> **REQUIRED WORK**
Extract every entry word for word. Skip the pictures.

====

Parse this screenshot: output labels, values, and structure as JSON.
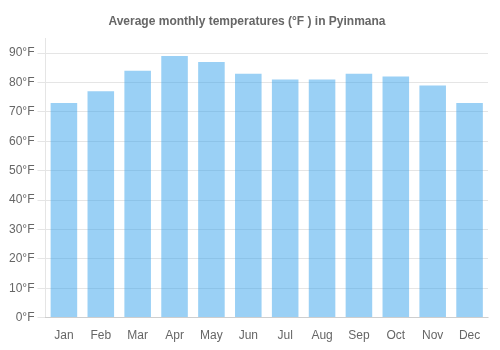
{
  "chart_data": {
    "type": "bar",
    "title": "Average monthly temperatures (°F ) in Pyinmana",
    "categories": [
      "Jan",
      "Feb",
      "Mar",
      "Apr",
      "May",
      "Jun",
      "Jul",
      "Aug",
      "Sep",
      "Oct",
      "Nov",
      "Dec"
    ],
    "values": [
      73,
      77,
      84,
      89,
      87,
      83,
      81,
      81,
      83,
      82,
      79,
      73
    ],
    "ylim": [
      0,
      95
    ],
    "yticks": [
      {
        "value": 0,
        "label": "0°F"
      },
      {
        "value": 10,
        "label": "10°F"
      },
      {
        "value": 20,
        "label": "20°F"
      },
      {
        "value": 30,
        "label": "30°F"
      },
      {
        "value": 40,
        "label": "40°F"
      },
      {
        "value": 50,
        "label": "50°F"
      },
      {
        "value": 60,
        "label": "60°F"
      },
      {
        "value": 70,
        "label": "70°F"
      },
      {
        "value": 80,
        "label": "80°F"
      },
      {
        "value": 90,
        "label": "90°F"
      }
    ],
    "grid": true
  }
}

====

> **RESPONSE TO THIS EXERCISE**
Parse this screenshot: output labels, values, and structure as JSON.
{
  "chart_data": {
    "type": "bar",
    "title": "Average monthly temperatures (°F ) in Pyinmana",
    "categories": [
      "Jan",
      "Feb",
      "Mar",
      "Apr",
      "May",
      "Jun",
      "Jul",
      "Aug",
      "Sep",
      "Oct",
      "Nov",
      "Dec"
    ],
    "values": [
      73,
      77,
      84,
      89,
      87,
      83,
      81,
      81,
      83,
      82,
      79,
      73
    ],
    "ylim": [
      0,
      95
    ],
    "yticks": [
      {
        "value": 0,
        "label": "0°F"
      },
      {
        "value": 10,
        "label": "10°F"
      },
      {
        "value": 20,
        "label": "20°F"
      },
      {
        "value": 30,
        "label": "30°F"
      },
      {
        "value": 40,
        "label": "40°F"
      },
      {
        "value": 50,
        "label": "50°F"
      },
      {
        "value": 60,
        "label": "60°F"
      },
      {
        "value": 70,
        "label": "70°F"
      },
      {
        "value": 80,
        "label": "80°F"
      },
      {
        "value": 90,
        "label": "90°F"
      }
    ],
    "grid": true
  }
}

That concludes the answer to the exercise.